| PROMPT |
Each entry here needs to be set down again exactly, please; pictures are left out.

Stored data
::::

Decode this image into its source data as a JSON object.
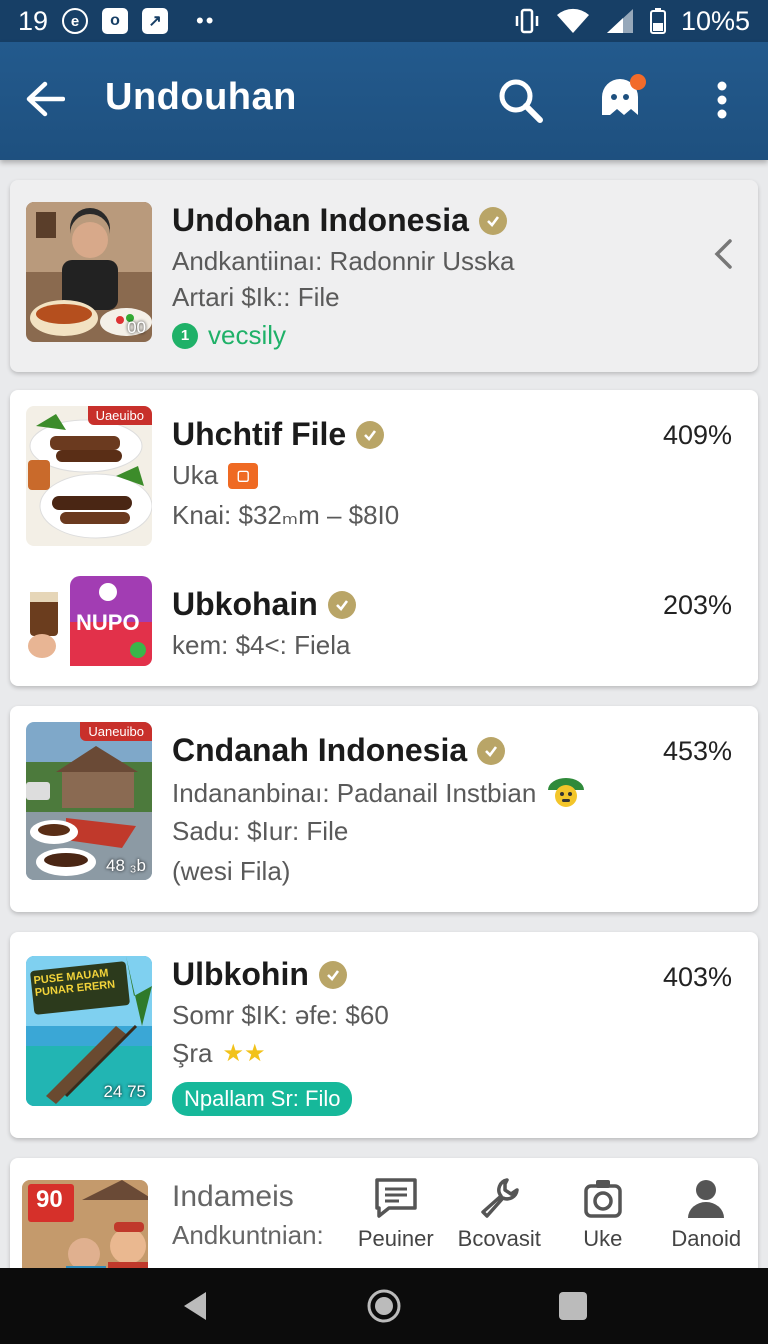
{
  "status": {
    "time": "19",
    "battery": "10%5"
  },
  "appbar": {
    "title": "Undouhan"
  },
  "items": [
    {
      "title": "Undohan Indonesia",
      "line1": "Andkantiinaı: Radonnir Usska",
      "line2": "Artari $Ik:: File",
      "status_num": "1",
      "status": "vecsily",
      "thumb_badge": "00"
    },
    {
      "title": "Uhchtif File",
      "line1": "Uka",
      "line2": "Knai: $32ₘm – $8I0",
      "pct": "409%",
      "thumb_corner": "Uaeuibo"
    },
    {
      "title": "Ubkohain",
      "line1": "kem: $4<: Fiela",
      "pct": "203%",
      "thumb_text": "NUPO"
    },
    {
      "title": "Cndanah Indonesia",
      "line1": "Indananbinaı: Padanail Instbian",
      "line2": "Sadu: $Iur: File",
      "line3": "(wesi Fila)",
      "pct": "453%",
      "thumb_corner": "Uaneuibo",
      "thumb_label": "48 ₃b"
    },
    {
      "title": "Ulbkohin",
      "line1": "Somr $IK: əfe: $60",
      "line2": "Şra",
      "pill": "Npallam Sr: Filo",
      "pct": "403%",
      "thumb_label": "24 75",
      "thumb_sign": "PUSE MAUAM PUNAR ERERN"
    },
    {
      "title": "Indameis",
      "line1": "Andkuntnian:",
      "thumb_text": "90"
    }
  ],
  "tabs": [
    {
      "label": "Peuiner",
      "icon": "chat-icon"
    },
    {
      "label": "Bcovasit",
      "icon": "wrench-icon"
    },
    {
      "label": "Uke",
      "icon": "camera-icon"
    },
    {
      "label": "Danoid",
      "icon": "person-icon"
    }
  ],
  "colors": {
    "appbar": "#1e507f",
    "statusbar": "#173f66",
    "verified": "#b9a567",
    "green": "#1fb168",
    "teal": "#16b89a",
    "notif": "#f26b2a"
  }
}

::::

| RESPONSE TO THE EXERCISE |
Decode this image into its source data as a JSON object.
{
  "status": {
    "time": "19",
    "battery": "10%5"
  },
  "appbar": {
    "title": "Undouhan"
  },
  "items": [
    {
      "title": "Undohan Indonesia",
      "line1": "Andkantiinaı: Radonnir Usska",
      "line2": "Artari $Ik:: File",
      "status_num": "1",
      "status": "vecsily",
      "thumb_badge": "00"
    },
    {
      "title": "Uhchtif File",
      "line1": "Uka",
      "line2": "Knai: $32ₘm – $8I0",
      "pct": "409%",
      "thumb_corner": "Uaeuibo"
    },
    {
      "title": "Ubkohain",
      "line1": "kem: $4<: Fiela",
      "pct": "203%",
      "thumb_text": "NUPO"
    },
    {
      "title": "Cndanah Indonesia",
      "line1": "Indananbinaı: Padanail Instbian",
      "line2": "Sadu: $Iur: File",
      "line3": "(wesi Fila)",
      "pct": "453%",
      "thumb_corner": "Uaneuibo",
      "thumb_label": "48 ₃b"
    },
    {
      "title": "Ulbkohin",
      "line1": "Somr $IK: əfe: $60",
      "line2": "Şra",
      "pill": "Npallam Sr: Filo",
      "pct": "403%",
      "thumb_label": "24 75",
      "thumb_sign": "PUSE MAUAM PUNAR ERERN"
    },
    {
      "title": "Indameis",
      "line1": "Andkuntnian:",
      "thumb_text": "90"
    }
  ],
  "tabs": [
    {
      "label": "Peuiner",
      "icon": "chat-icon"
    },
    {
      "label": "Bcovasit",
      "icon": "wrench-icon"
    },
    {
      "label": "Uke",
      "icon": "camera-icon"
    },
    {
      "label": "Danoid",
      "icon": "person-icon"
    }
  ],
  "colors": {
    "appbar": "#1e507f",
    "statusbar": "#173f66",
    "verified": "#b9a567",
    "green": "#1fb168",
    "teal": "#16b89a",
    "notif": "#f26b2a"
  }
}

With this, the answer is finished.